## [SHORT EXERCISE]
Write the material out again in full, exactly.

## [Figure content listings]

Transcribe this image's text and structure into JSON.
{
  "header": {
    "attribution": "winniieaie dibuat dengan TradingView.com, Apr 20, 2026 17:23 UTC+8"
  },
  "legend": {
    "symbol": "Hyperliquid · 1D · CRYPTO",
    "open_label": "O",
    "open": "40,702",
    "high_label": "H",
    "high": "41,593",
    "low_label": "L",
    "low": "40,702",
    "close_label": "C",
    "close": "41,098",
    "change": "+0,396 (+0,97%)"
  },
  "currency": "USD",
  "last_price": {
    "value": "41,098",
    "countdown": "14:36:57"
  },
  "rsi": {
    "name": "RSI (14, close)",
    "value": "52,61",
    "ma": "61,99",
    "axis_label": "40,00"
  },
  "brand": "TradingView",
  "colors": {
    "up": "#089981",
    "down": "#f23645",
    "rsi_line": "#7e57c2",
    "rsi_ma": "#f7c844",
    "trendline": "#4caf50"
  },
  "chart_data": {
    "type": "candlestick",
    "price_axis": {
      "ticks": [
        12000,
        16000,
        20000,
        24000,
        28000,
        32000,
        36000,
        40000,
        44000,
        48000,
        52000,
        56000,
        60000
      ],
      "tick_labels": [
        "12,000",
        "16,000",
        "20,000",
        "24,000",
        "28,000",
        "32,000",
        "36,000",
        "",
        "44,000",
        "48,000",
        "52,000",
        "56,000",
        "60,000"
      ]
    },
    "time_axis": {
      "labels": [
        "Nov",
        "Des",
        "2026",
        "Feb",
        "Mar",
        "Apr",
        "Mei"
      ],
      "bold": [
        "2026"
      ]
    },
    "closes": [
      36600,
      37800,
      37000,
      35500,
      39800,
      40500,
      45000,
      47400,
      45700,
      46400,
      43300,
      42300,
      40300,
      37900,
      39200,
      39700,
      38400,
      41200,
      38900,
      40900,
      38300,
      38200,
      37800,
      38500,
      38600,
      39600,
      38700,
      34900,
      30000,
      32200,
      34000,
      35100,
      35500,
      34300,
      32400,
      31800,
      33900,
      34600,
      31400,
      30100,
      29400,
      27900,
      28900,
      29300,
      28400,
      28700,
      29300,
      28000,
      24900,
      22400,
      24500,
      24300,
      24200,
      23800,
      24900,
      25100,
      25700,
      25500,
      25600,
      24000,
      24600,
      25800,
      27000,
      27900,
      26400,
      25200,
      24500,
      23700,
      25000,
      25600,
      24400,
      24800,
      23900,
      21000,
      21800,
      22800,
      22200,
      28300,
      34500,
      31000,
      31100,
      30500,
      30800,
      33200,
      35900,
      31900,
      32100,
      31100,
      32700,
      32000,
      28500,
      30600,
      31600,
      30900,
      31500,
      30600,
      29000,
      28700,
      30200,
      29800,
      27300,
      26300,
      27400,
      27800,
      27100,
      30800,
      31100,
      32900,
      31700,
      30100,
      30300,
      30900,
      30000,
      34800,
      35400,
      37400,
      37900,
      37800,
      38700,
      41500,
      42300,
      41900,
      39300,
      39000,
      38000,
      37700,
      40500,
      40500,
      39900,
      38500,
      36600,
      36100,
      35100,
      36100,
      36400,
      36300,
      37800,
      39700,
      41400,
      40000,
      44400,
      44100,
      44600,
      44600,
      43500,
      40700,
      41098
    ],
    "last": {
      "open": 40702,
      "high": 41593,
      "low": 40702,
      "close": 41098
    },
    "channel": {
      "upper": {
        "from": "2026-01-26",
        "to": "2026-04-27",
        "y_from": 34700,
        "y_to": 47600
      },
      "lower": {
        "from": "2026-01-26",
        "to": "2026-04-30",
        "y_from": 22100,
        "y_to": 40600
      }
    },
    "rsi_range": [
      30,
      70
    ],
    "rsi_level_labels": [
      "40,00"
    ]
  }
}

## [SOLUTION]
Transcribe this image's text and structure into JSON.
{
  "header": {
    "attribution": "winniieaie dibuat dengan TradingView.com, Apr 20, 2026 17:23 UTC+8"
  },
  "legend": {
    "symbol": "Hyperliquid · 1D · CRYPTO",
    "open_label": "O",
    "open": "40,702",
    "high_label": "H",
    "high": "41,593",
    "low_label": "L",
    "low": "40,702",
    "close_label": "C",
    "close": "41,098",
    "change": "+0,396 (+0,97%)"
  },
  "currency": "USD",
  "last_price": {
    "value": "41,098",
    "countdown": "14:36:57"
  },
  "rsi": {
    "name": "RSI (14, close)",
    "value": "52,61",
    "ma": "61,99",
    "axis_label": "40,00"
  },
  "brand": "TradingView",
  "colors": {
    "up": "#089981",
    "down": "#f23645",
    "rsi_line": "#7e57c2",
    "rsi_ma": "#f7c844",
    "trendline": "#4caf50"
  },
  "chart_data": {
    "type": "candlestick",
    "price_axis": {
      "ticks": [
        12000,
        16000,
        20000,
        24000,
        28000,
        32000,
        36000,
        40000,
        44000,
        48000,
        52000,
        56000,
        60000
      ],
      "tick_labels": [
        "12,000",
        "16,000",
        "20,000",
        "24,000",
        "28,000",
        "32,000",
        "36,000",
        "",
        "44,000",
        "48,000",
        "52,000",
        "56,000",
        "60,000"
      ]
    },
    "time_axis": {
      "labels": [
        "Nov",
        "Des",
        "2026",
        "Feb",
        "Mar",
        "Apr",
        "Mei"
      ],
      "bold": [
        "2026"
      ]
    },
    "closes": [
      36600,
      37800,
      37000,
      35500,
      39800,
      40500,
      45000,
      47400,
      45700,
      46400,
      43300,
      42300,
      40300,
      37900,
      39200,
      39700,
      38400,
      41200,
      38900,
      40900,
      38300,
      38200,
      37800,
      38500,
      38600,
      39600,
      38700,
      34900,
      30000,
      32200,
      34000,
      35100,
      35500,
      34300,
      32400,
      31800,
      33900,
      34600,
      31400,
      30100,
      29400,
      27900,
      28900,
      29300,
      28400,
      28700,
      29300,
      28000,
      24900,
      22400,
      24500,
      24300,
      24200,
      23800,
      24900,
      25100,
      25700,
      25500,
      25600,
      24000,
      24600,
      25800,
      27000,
      27900,
      26400,
      25200,
      24500,
      23700,
      25000,
      25600,
      24400,
      24800,
      23900,
      21000,
      21800,
      22800,
      22200,
      28300,
      34500,
      31000,
      31100,
      30500,
      30800,
      33200,
      35900,
      31900,
      32100,
      31100,
      32700,
      32000,
      28500,
      30600,
      31600,
      30900,
      31500,
      30600,
      29000,
      28700,
      30200,
      29800,
      27300,
      26300,
      27400,
      27800,
      27100,
      30800,
      31100,
      32900,
      31700,
      30100,
      30300,
      30900,
      30000,
      34800,
      35400,
      37400,
      37900,
      37800,
      38700,
      41500,
      42300,
      41900,
      39300,
      39000,
      38000,
      37700,
      40500,
      40500,
      39900,
      38500,
      36600,
      36100,
      35100,
      36100,
      36400,
      36300,
      37800,
      39700,
      41400,
      40000,
      44400,
      44100,
      44600,
      44600,
      43500,
      40700,
      41098
    ],
    "last": {
      "open": 40702,
      "high": 41593,
      "low": 40702,
      "close": 41098
    },
    "channel": {
      "upper": {
        "from": "2026-01-26",
        "to": "2026-04-27",
        "y_from": 34700,
        "y_to": 47600
      },
      "lower": {
        "from": "2026-01-26",
        "to": "2026-04-30",
        "y_from": 22100,
        "y_to": 40600
      }
    },
    "rsi_range": [
      30,
      70
    ],
    "rsi_level_labels": [
      "40,00"
    ]
  }
}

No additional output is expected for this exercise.